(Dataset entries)
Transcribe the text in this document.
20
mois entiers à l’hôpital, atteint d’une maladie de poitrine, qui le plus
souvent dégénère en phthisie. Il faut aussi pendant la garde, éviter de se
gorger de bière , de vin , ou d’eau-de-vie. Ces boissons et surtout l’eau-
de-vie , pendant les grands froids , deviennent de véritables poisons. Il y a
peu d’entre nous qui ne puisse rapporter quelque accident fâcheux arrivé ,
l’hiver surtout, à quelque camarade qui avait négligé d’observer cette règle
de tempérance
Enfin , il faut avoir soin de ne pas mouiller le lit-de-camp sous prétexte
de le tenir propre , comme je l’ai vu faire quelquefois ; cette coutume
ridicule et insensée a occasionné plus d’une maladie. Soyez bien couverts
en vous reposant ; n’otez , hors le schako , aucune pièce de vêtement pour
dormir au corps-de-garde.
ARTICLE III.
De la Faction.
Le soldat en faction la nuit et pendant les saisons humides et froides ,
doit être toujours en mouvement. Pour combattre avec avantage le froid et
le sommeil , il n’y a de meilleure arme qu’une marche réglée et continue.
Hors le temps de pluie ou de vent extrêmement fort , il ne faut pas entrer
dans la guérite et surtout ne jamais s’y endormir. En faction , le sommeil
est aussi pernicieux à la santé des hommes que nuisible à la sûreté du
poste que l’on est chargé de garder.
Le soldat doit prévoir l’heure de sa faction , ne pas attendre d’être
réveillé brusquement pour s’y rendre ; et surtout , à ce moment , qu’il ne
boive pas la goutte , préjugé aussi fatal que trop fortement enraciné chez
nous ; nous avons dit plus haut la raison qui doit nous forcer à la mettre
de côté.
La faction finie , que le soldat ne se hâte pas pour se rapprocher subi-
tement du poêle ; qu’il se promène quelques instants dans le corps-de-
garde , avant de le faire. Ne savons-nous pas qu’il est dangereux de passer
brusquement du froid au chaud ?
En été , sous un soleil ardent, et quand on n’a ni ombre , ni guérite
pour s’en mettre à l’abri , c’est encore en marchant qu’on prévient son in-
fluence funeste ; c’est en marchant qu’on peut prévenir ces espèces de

## Work to complete:
Output all of the material, please, exactly as it stands.

## Expected output:
Transcribe the text in this document.
20
mois entiers à l’hôpital, atteint d’une maladie de poitrine, qui le plus
souvent dégénère en phthisie. Il faut aussi pendant la garde, éviter de se
gorger de bière , de vin , ou d’eau-de-vie. Ces boissons et surtout l’eau-
de-vie , pendant les grands froids , deviennent de véritables poisons. Il y a
peu d’entre nous qui ne puisse rapporter quelque accident fâcheux arrivé ,
l’hiver surtout, à quelque camarade qui avait négligé d’observer cette règle
de tempérance
Enfin , il faut avoir soin de ne pas mouiller le lit-de-camp sous prétexte
de le tenir propre , comme je l’ai vu faire quelquefois ; cette coutume
ridicule et insensée a occasionné plus d’une maladie. Soyez bien couverts
en vous reposant ; n’otez , hors le schako , aucune pièce de vêtement pour
dormir au corps-de-garde.
ARTICLE III.
De la Faction.
Le soldat en faction la nuit et pendant les saisons humides et froides ,
doit être toujours en mouvement. Pour combattre avec avantage le froid et
le sommeil , il n’y a de meilleure arme qu’une marche réglée et continue.
Hors le temps de pluie ou de vent extrêmement fort , il ne faut pas entrer
dans la guérite et surtout ne jamais s’y endormir. En faction , le sommeil
est aussi pernicieux à la santé des hommes que nuisible à la sûreté du
poste que l’on est chargé de garder.
Le soldat doit prévoir l’heure de sa faction , ne pas attendre d’être
réveillé brusquement pour s’y rendre ; et surtout , à ce moment , qu’il ne
boive pas la goutte , préjugé aussi fatal que trop fortement enraciné chez
nous ; nous avons dit plus haut la raison qui doit nous forcer à la mettre
de côté.
La faction finie , que le soldat ne se hâte pas pour se rapprocher subi-
tement du poêle ; qu’il se promène quelques instants dans le corps-de-
garde , avant de le faire. Ne savons-nous pas qu’il est dangereux de passer
brusquement du froid au chaud ?
En été , sous un soleil ardent, et quand on n’a ni ombre , ni guérite
pour s’en mettre à l’abri , c’est encore en marchant qu’on prévient son in-
fluence funeste ; c’est en marchant qu’on peut prévenir ces espèces de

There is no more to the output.